Work out how many lines in the entries contain the string "What", and give nothing but that number.

Records:

======

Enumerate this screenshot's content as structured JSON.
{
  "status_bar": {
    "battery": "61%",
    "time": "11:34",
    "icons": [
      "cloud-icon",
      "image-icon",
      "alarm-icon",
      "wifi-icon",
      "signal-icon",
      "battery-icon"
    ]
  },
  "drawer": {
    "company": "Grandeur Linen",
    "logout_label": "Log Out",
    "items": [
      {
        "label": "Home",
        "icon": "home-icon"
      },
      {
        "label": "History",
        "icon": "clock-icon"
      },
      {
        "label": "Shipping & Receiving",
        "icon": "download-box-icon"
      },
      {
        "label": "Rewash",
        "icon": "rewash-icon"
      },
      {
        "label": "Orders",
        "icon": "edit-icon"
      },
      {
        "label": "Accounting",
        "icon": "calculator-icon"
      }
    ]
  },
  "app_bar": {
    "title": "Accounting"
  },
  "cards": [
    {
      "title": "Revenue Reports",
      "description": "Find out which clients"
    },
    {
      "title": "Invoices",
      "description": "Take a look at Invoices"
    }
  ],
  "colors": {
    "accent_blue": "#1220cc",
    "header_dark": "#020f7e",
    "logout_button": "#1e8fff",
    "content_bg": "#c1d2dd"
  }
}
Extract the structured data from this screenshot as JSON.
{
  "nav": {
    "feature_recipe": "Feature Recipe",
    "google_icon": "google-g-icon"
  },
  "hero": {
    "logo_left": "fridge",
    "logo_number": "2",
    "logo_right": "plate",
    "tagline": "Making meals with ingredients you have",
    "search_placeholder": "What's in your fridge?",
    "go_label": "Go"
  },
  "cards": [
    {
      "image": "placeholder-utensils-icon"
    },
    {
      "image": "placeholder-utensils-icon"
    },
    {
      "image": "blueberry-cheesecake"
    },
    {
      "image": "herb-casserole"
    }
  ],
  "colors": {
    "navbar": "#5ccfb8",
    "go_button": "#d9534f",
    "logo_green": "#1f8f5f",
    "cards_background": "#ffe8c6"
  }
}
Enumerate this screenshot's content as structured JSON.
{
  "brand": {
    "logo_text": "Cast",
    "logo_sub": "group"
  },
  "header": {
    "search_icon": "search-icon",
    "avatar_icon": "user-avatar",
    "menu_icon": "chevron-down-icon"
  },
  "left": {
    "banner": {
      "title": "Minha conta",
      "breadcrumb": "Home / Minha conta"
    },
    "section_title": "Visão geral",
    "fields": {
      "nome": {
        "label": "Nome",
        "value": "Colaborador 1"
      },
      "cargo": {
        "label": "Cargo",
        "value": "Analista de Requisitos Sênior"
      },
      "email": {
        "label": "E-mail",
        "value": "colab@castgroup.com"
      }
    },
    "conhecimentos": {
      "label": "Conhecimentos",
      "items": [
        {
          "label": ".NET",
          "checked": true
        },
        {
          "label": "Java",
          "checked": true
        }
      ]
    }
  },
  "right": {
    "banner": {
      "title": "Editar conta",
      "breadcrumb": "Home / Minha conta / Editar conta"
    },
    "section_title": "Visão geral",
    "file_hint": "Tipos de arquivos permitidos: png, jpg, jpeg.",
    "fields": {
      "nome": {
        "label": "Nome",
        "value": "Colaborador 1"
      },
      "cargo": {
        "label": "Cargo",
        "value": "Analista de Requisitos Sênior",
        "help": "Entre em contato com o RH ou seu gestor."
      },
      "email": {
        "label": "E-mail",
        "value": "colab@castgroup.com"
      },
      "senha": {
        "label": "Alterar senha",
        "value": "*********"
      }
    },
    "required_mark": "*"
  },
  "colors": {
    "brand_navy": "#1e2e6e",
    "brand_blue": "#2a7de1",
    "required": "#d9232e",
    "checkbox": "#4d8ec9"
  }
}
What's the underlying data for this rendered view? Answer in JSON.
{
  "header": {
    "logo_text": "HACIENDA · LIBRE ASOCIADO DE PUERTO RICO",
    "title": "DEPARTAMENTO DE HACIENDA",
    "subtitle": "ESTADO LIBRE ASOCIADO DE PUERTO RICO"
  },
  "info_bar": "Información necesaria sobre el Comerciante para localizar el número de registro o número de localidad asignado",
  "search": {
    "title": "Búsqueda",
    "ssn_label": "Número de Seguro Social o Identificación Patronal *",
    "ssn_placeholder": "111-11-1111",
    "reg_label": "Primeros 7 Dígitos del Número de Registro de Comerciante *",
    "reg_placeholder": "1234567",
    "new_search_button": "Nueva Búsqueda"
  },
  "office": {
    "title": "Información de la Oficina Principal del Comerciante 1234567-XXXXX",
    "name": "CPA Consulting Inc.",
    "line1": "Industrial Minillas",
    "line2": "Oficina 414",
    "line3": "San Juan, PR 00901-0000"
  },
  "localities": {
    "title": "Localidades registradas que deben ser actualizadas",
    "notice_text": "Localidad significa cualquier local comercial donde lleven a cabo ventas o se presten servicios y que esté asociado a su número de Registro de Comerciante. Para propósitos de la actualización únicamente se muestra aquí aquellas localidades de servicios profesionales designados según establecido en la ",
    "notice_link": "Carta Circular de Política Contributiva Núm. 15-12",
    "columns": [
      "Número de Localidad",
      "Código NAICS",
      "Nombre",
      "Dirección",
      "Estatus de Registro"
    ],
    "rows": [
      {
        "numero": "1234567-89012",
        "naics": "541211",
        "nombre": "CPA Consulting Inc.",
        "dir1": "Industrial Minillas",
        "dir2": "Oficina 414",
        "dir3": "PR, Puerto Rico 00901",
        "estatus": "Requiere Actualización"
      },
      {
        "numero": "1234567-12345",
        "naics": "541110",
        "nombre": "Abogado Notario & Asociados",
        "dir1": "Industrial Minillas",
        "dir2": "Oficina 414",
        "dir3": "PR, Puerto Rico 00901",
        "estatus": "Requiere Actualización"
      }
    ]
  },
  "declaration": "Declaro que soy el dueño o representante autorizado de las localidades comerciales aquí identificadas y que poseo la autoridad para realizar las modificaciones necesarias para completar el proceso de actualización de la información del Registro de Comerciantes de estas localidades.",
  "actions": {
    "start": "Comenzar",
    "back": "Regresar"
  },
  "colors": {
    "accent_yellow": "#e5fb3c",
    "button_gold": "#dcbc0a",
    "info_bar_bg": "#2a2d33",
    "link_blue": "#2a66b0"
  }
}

======

→ Reply
2